Quote the blog post about why we do the things we do, from "Despite his insistence" up to and including "the generous tipper.".

— Start of Text block —

May we come to have our hearts transformed into a Heart for God.

Saturday, October 16, 2021

Why?

 

Why do we do the things that we do?

One evening, during my late elementary school years, I stood in my dad’s garage along with both my dad and older brother.  We gathered together to admire the new kitchen cabinets that had just arrived and lay waiting to be installed.  As we meandered through the new cabinets, my dad and I both looked up to see my older brother standing 6 feet away…violently shaking his head from side to side.  His jaw was slackened and you could see his malleable cheeks flapping loosely, causing spit and drool to fly from his relaxed mandible. The two of us watched in confusion.  When he finally ceased flapping his head like a rain soaked Labrador retriever…my dad asked…”What are you doing?”

“I don’t know…” was all he replied.

That was weird.

Despite his insistence on “not knowing” what he was doing…there must have been some underlying reason as to why he decided to shake his head so vehemently. It is possible that he had just lost his mind…or perhaps was trying to shake his brain matter out through his ears.  In either case that could be considered…a reason.

Why?

Why do we tip at restaurants? I know that it is initially…”To Insure Promptness”…but let’s be honest…it is an obligation.  In fact, in some cases tips are automatically calculated into the bill.  Don’t get me wrong…I think that generous tipping is a pretty cool thing…especially when someone else is the generous tipper.

— End of Text block —
— Start of Supplied material —

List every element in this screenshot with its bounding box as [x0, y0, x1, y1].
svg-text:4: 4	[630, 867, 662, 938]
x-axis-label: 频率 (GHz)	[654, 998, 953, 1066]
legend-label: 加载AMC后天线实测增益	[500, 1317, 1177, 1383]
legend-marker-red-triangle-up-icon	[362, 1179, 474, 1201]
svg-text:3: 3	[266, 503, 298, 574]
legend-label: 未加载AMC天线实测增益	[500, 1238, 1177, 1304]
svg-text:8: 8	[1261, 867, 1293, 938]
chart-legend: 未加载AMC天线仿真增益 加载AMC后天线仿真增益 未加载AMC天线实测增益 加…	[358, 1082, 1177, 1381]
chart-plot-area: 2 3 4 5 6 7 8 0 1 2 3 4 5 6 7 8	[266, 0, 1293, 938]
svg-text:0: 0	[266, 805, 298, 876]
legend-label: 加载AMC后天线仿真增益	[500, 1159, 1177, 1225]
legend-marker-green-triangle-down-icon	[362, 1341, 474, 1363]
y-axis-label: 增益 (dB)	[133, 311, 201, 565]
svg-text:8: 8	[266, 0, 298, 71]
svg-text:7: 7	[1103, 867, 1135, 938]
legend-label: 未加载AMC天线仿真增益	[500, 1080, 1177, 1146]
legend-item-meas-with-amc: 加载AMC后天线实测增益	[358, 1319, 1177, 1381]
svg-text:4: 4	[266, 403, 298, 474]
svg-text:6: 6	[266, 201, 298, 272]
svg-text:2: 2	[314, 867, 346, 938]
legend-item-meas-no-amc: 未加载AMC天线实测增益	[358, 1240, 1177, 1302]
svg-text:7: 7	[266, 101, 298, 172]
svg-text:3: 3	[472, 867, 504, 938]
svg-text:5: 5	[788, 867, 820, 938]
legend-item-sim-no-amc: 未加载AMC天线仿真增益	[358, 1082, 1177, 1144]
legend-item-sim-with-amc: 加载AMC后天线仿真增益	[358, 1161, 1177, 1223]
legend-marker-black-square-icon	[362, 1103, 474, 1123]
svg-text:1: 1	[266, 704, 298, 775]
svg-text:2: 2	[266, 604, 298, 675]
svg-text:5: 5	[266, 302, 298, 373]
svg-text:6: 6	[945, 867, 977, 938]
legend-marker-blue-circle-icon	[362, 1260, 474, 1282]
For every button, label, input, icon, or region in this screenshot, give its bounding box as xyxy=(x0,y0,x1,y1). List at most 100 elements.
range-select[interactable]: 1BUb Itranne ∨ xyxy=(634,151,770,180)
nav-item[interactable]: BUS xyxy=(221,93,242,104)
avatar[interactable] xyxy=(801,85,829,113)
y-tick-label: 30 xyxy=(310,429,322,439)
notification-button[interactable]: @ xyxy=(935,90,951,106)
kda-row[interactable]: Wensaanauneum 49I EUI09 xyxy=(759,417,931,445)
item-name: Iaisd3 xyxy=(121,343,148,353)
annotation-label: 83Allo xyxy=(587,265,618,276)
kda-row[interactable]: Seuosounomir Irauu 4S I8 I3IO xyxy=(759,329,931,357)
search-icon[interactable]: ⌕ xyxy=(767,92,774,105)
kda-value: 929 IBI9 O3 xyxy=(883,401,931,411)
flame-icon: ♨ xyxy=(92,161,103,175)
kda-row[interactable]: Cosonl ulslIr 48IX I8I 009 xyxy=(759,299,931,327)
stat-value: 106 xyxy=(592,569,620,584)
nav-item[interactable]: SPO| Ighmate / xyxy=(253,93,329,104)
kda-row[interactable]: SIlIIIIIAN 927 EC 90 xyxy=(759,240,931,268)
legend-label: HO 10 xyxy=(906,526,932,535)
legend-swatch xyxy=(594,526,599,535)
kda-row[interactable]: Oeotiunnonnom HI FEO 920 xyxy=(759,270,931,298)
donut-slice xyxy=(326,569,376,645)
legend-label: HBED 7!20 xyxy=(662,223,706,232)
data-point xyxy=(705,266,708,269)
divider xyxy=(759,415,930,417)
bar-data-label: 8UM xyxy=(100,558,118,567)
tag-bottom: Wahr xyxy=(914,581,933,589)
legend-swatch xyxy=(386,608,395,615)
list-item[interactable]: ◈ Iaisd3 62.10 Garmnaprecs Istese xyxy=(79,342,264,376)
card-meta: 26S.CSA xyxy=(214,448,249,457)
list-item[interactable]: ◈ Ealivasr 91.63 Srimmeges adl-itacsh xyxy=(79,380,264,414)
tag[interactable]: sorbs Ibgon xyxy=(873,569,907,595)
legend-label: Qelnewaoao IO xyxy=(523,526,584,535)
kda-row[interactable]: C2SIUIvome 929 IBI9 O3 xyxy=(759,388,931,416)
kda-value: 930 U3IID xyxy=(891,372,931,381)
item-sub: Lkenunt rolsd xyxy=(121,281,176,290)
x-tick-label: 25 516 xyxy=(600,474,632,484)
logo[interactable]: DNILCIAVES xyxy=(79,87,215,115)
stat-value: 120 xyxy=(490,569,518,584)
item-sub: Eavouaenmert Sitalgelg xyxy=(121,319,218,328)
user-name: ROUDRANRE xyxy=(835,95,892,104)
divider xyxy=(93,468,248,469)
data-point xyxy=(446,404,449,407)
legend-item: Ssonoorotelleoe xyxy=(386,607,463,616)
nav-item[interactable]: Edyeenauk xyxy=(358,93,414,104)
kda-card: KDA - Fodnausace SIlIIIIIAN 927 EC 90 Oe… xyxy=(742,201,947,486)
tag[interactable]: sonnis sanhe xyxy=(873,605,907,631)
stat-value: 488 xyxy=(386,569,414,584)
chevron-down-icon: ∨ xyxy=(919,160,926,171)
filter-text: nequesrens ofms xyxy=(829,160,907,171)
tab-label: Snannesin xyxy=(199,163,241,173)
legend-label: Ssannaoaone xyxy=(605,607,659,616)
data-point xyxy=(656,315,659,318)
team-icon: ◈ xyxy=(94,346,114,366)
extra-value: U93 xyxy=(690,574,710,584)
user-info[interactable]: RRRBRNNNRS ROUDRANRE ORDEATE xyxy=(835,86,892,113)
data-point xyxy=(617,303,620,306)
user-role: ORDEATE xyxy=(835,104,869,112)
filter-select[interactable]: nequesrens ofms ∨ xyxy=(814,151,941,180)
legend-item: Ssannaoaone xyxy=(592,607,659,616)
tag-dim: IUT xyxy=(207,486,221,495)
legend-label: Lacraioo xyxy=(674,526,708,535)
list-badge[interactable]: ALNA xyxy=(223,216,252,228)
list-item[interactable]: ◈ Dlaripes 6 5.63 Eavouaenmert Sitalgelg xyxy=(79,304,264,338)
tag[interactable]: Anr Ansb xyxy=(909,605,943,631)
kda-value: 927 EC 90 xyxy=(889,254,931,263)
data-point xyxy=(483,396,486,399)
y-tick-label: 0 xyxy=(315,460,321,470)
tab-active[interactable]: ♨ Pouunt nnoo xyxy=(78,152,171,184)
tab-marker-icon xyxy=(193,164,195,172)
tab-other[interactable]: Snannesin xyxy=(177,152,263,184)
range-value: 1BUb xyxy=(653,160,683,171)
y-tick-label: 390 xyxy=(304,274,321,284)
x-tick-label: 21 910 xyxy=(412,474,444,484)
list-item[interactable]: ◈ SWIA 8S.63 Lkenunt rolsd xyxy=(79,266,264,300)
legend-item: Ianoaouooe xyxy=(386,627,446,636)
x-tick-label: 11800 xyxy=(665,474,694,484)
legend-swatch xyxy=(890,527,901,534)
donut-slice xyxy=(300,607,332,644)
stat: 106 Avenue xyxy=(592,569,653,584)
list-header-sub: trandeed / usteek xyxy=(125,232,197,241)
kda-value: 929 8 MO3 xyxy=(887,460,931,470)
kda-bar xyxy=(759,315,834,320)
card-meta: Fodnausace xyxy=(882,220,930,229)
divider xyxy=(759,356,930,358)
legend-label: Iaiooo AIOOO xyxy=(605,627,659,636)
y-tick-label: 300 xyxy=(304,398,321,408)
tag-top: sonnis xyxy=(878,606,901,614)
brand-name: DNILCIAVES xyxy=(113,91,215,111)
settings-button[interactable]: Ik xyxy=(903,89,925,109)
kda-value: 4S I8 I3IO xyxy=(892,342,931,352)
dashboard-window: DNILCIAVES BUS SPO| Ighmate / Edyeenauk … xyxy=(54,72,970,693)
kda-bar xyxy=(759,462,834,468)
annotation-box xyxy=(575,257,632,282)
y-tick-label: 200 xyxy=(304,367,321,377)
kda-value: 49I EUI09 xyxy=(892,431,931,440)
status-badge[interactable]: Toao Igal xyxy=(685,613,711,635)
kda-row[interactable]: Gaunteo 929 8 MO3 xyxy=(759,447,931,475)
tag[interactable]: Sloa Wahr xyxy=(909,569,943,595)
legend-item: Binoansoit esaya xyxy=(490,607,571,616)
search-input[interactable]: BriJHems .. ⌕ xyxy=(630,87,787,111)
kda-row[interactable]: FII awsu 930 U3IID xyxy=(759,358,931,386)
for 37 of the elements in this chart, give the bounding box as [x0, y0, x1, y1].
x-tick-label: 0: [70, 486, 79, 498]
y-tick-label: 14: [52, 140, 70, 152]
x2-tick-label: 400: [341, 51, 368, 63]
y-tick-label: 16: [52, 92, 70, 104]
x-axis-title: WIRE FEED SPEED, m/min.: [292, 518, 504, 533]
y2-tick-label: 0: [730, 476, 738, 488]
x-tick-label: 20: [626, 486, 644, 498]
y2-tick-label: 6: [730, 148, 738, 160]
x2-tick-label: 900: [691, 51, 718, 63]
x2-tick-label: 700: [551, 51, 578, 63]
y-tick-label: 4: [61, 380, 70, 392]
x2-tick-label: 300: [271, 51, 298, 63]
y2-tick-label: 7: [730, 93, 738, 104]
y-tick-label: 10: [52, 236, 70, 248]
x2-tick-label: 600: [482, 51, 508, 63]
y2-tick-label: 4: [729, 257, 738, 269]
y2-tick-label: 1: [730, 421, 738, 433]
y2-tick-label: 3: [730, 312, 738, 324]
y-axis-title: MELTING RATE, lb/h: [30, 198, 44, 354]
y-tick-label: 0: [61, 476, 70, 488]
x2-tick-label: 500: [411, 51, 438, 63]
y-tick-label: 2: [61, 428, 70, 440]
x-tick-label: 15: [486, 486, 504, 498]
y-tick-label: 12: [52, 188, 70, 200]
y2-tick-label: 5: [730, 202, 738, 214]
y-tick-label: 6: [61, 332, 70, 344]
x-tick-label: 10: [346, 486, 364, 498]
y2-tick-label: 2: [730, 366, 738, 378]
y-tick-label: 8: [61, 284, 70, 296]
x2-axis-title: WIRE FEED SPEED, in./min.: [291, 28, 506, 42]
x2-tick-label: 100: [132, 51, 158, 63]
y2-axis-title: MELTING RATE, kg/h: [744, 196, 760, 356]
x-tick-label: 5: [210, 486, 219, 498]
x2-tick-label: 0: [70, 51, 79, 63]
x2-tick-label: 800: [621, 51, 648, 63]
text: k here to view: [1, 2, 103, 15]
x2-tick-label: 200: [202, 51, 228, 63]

— End of Supplied material —

◆ Task answer ◆
Despite his insistence on “not knowing” what he was doing…there must have been some underlying reason as to why he decided to shake his head so vehemently. It is possible that he had just lost his mind…or perhaps was trying to shake his brain matter out through his ears.  In either case that could be considered…a reason.

Why?

Why do we tip at restaurants? I know that it is initially…”To Insure Promptness”…but let’s be honest…it is an obligation.  In fact, in some cases tips are automatically calculated into the bill.  Don’t get me wrong…I think that generous tipping is a pretty cool thing…especially when someone else is the generous tipper.